» Records for processing
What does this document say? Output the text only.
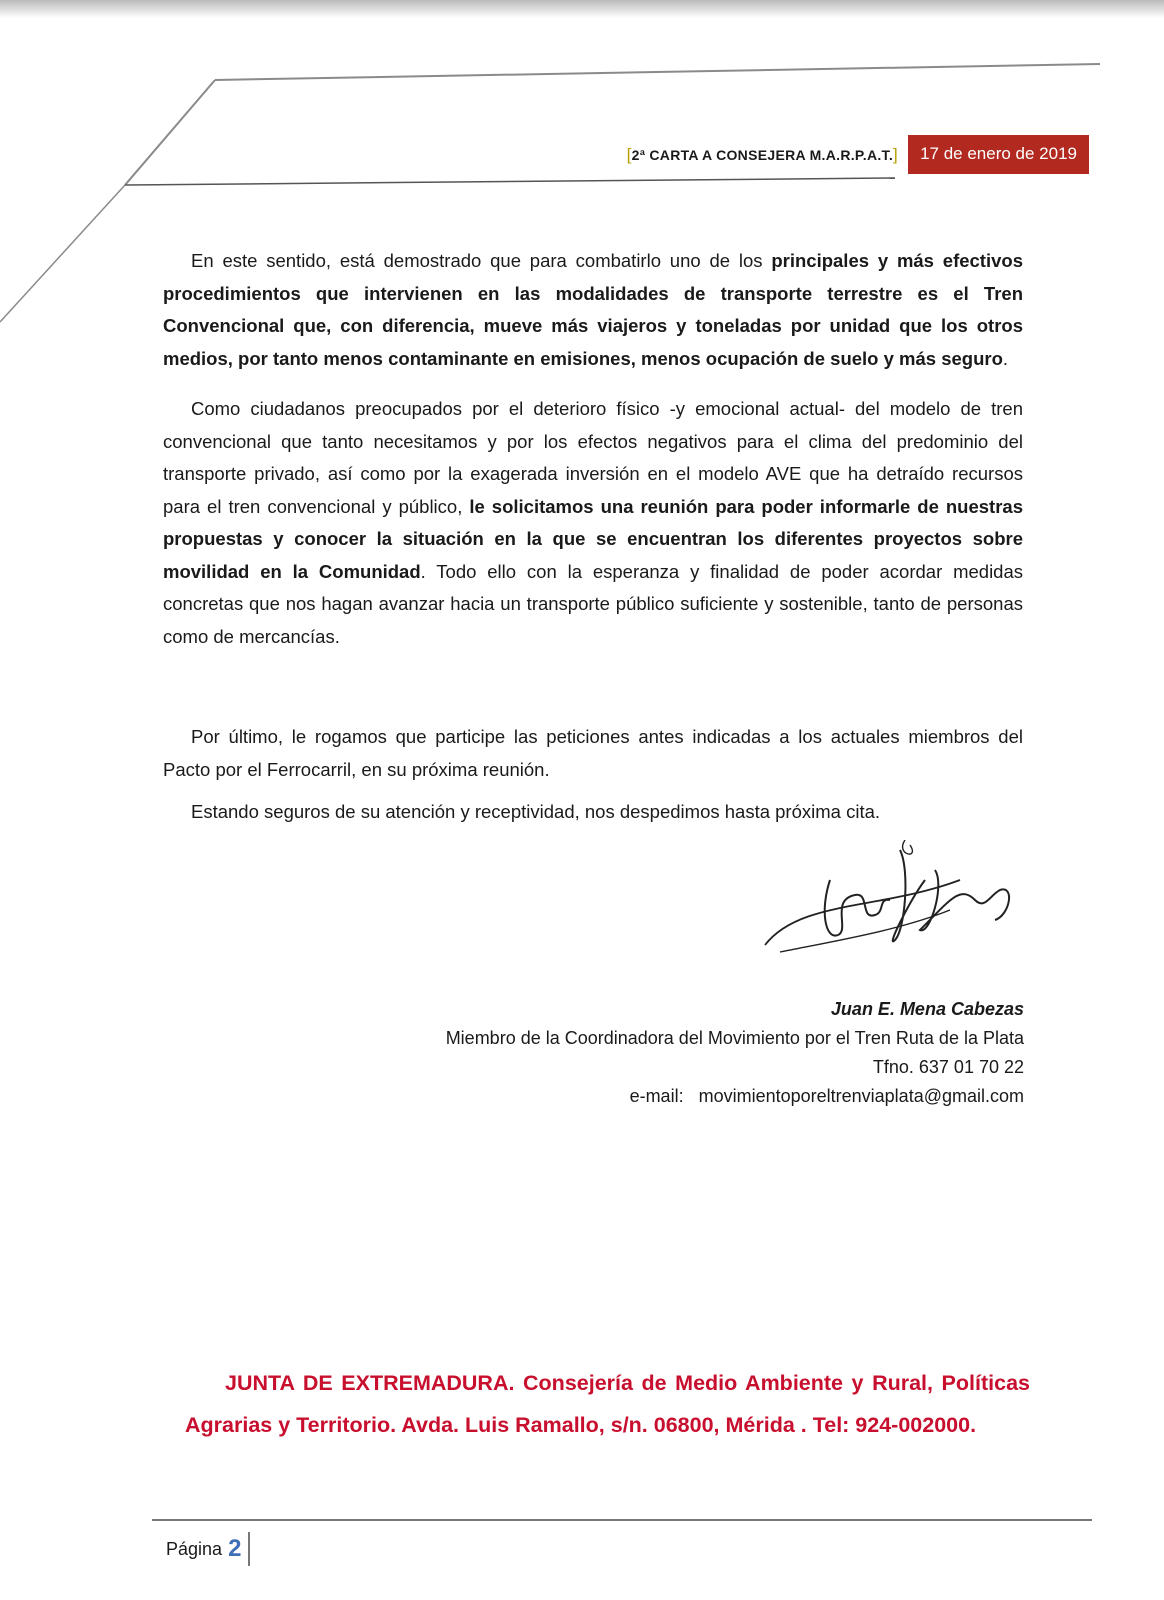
[2ª CARTA A CONSEJERA M.A.R.P.A.T.]	17 de enero de 2019

En este sentido, está demostrado que para combatirlo uno de los principales y más efectivos procedimientos que intervienen en las modalidades de transporte terrestre es el Tren Convencional que, con diferencia, mueve más viajeros y toneladas por unidad que los otros medios, por tanto menos contaminante en emisiones, menos ocupación de suelo y más seguro.

Como ciudadanos preocupados por el deterioro físico -y emocional actual- del modelo de tren convencional que tanto necesitamos y por los efectos negativos para el clima del predominio del transporte privado, así como por la exagerada inversión en el modelo AVE que ha detraído recursos para el tren convencional y público, le solicitamos una reunión para poder informarle de nuestras propuestas y conocer la situación en la que se encuentran los diferentes proyectos sobre movilidad en la Comunidad. Todo ello con la esperanza y finalidad de poder acordar medidas concretas que nos hagan avanzar hacia un transporte público suficiente y sostenible, tanto de personas como de mercancías.

Por último, le rogamos que participe las peticiones antes indicadas a los actuales miembros del Pacto por el Ferrocarril, en su próxima reunión.

Estando seguros de su atención y receptividad, nos despedimos hasta próxima cita.

Juan E. Mena Cabezas
Miembro de la Coordinadora del Movimiento por el Tren Ruta de la Plata
Tfno. 637 01 70 22
e-mail: movimientoporeltrenviaplata@gmail.com
JUNTA DE EXTREMADURA. Consejería de Medio Ambiente y Rural, Políticas Agrarias y Territorio. Avda. Luis Ramallo, s/n. 06800, Mérida . Tel: 924-002000.
Página 2
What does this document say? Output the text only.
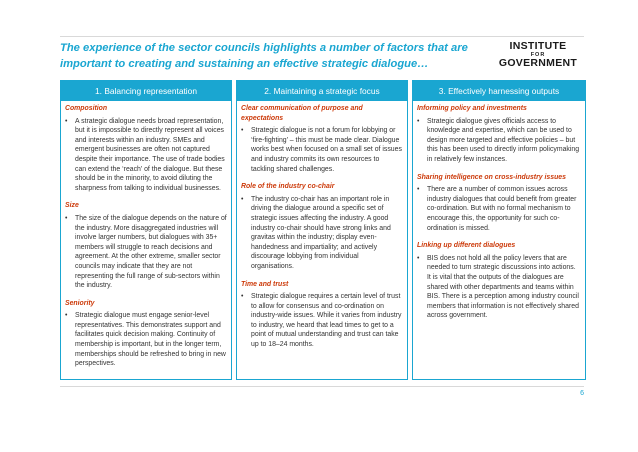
The experience of the sector councils highlights a number of factors that are important to creating and sustaining an effective strategic dialogue…
INSTITUTE
FOR
GOVERNMENT
1. Balancing representation

Composition

•	A strategic dialogue needs broad representation, but it is impossible to directly represent all voices and interests within an industry. SMEs and emergent businesses are often not captured despite their importance. The use of trade bodies can extend the ‘reach’ of the dialogue. But these should be in the minority, to avoid diluting the sharpness from talking to individual businesses.

Size

•	The size of the dialogue depends on the nature of the industry. More disaggregated industries will involve larger numbers, but dialogues with 35+ members will struggle to reach decisions and agreement. At the other extreme, smaller sector councils may indicate that they are not representing the full range of sub-sectors within the industry.

Seniority

•	Strategic dialogue must engage senior-level representatives. This demonstrates support and facilitates quick decision making. Continuity of membership is important, but in the longer term, memberships should be refreshed to bring in new perspectives.
2. Maintaining a strategic focus

Clear communication of purpose and expectations

•	Strategic dialogue is not a forum for lobbying or ‘fire-fighting’ – this must be made clear. Dialogue works best when focused on a small set of issues and industry commits its own resources to tackling shared challenges.

Role of the industry co-chair

•	The industry co-chair has an important role in driving the dialogue around a specific set of strategic issues affecting the industry. A good industry co-chair should have strong links and gravitas within the industry; display even-handedness and impartiality; and actively discourage lobbying from individual organisations.

Time and trust

•	Strategic dialogue requires a certain level of trust to allow for consensus and co-ordination on industry-wide issues. While it varies from industry to industry, we heard that lead times to get to a point of mutual understanding and trust can take up to 18–24 months.
3. Effectively harnessing outputs

Informing policy and investments

•	Strategic dialogue gives officials access to knowledge and expertise, which can be used to design more targeted and effective policies – but this has been used to directly inform policymaking in relatively few instances.

Sharing intelligence on cross-industry issues

•	There are a number of common issues across industry dialogues that could benefit from greater co-ordination. But with no formal mechanism to encourage this, the opportunity for such co-ordination is missed.

Linking up different dialogues

•	BIS does not hold all the policy levers that are needed to turn strategic discussions into actions. It is vital that the outputs of the dialogues are shared with other departments and teams within BIS. There is a perception among industry council members that information is not effectively shared across government.
6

» What is expected
The data should be printed again unchanged; leave its pictures out.

» Task answer
What does this document say? Output the text only.
[2ª CARTA A CONSEJERA M.A.R.P.A.T.]	17 de enero de 2019

En este sentido, está demostrado que para combatirlo uno de los principales y más efectivos procedimientos que intervienen en las modalidades de transporte terrestre es el Tren Convencional que, con diferencia, mueve más viajeros y toneladas por unidad que los otros medios, por tanto menos contaminante en emisiones, menos ocupación de suelo y más seguro.

Como ciudadanos preocupados por el deterioro físico -y emocional actual- del modelo de tren convencional que tanto necesitamos y por los efectos negativos para el clima del predominio del transporte privado, así como por la exagerada inversión en el modelo AVE que ha detraído recursos para el tren convencional y público, le solicitamos una reunión para poder informarle de nuestras propuestas y conocer la situación en la que se encuentran los diferentes proyectos sobre movilidad en la Comunidad. Todo ello con la esperanza y finalidad de poder acordar medidas concretas que nos hagan avanzar hacia un transporte público suficiente y sostenible, tanto de personas como de mercancías.

Por último, le rogamos que participe las peticiones antes indicadas a los actuales miembros del Pacto por el Ferrocarril, en su próxima reunión.

Estando seguros de su atención y receptividad, nos despedimos hasta próxima cita.

Juan E. Mena Cabezas
Miembro de la Coordinadora del Movimiento por el Tren Ruta de la Plata
Tfno. 637 01 70 22
e-mail: movimientoporeltrenviaplata@gmail.com
JUNTA DE EXTREMADURA. Consejería de Medio Ambiente y Rural, Políticas Agrarias y Territorio. Avda. Luis Ramallo, s/n. 06800, Mérida . Tel: 924-002000.
Página 2
What does this document say? Output the text only.
The experience of the sector councils highlights a number of factors that are important to creating and sustaining an effective strategic dialogue…
INSTITUTE
FOR
GOVERNMENT
1. Balancing representation

Composition

•	A strategic dialogue needs broad representation, but it is impossible to directly represent all voices and interests within an industry. SMEs and emergent businesses are often not captured despite their importance. The use of trade bodies can extend the ‘reach’ of the dialogue. But these should be in the minority, to avoid diluting the sharpness from talking to individual businesses.

Size

•	The size of the dialogue depends on the nature of the industry. More disaggregated industries will involve larger numbers, but dialogues with 35+ members will struggle to reach decisions and agreement. At the other extreme, smaller sector councils may indicate that they are not representing the full range of sub-sectors within the industry.

Seniority

•	Strategic dialogue must engage senior-level representatives. This demonstrates support and facilitates quick decision making. Continuity of membership is important, but in the longer term, memberships should be refreshed to bring in new perspectives.
2. Maintaining a strategic focus

Clear communication of purpose and expectations

•	Strategic dialogue is not a forum for lobbying or ‘fire-fighting’ – this must be made clear. Dialogue works best when focused on a small set of issues and industry commits its own resources to tackling shared challenges.

Role of the industry co-chair

•	The industry co-chair has an important role in driving the dialogue around a specific set of strategic issues affecting the industry. A good industry co-chair should have strong links and gravitas within the industry; display even-handedness and impartiality; and actively discourage lobbying from individual organisations.

Time and trust

•	Strategic dialogue requires a certain level of trust to allow for consensus and co-ordination on industry-wide issues. While it varies from industry to industry, we heard that lead times to get to a point of mutual understanding and trust can take up to 18–24 months.
3. Effectively harnessing outputs

Informing policy and investments

•	Strategic dialogue gives officials access to knowledge and expertise, which can be used to design more targeted and effective policies – but this has been used to directly inform policymaking in relatively few instances.

Sharing intelligence on cross-industry issues

•	There are a number of common issues across industry dialogues that could benefit from greater co-ordination. But with no formal mechanism to encourage this, the opportunity for such co-ordination is missed.

Linking up different dialogues

•	BIS does not hold all the policy levers that are needed to turn strategic discussions into actions. It is vital that the outputs of the dialogues are shared with other departments and teams within BIS. There is a perception among industry council members that information is not effectively shared across government.
6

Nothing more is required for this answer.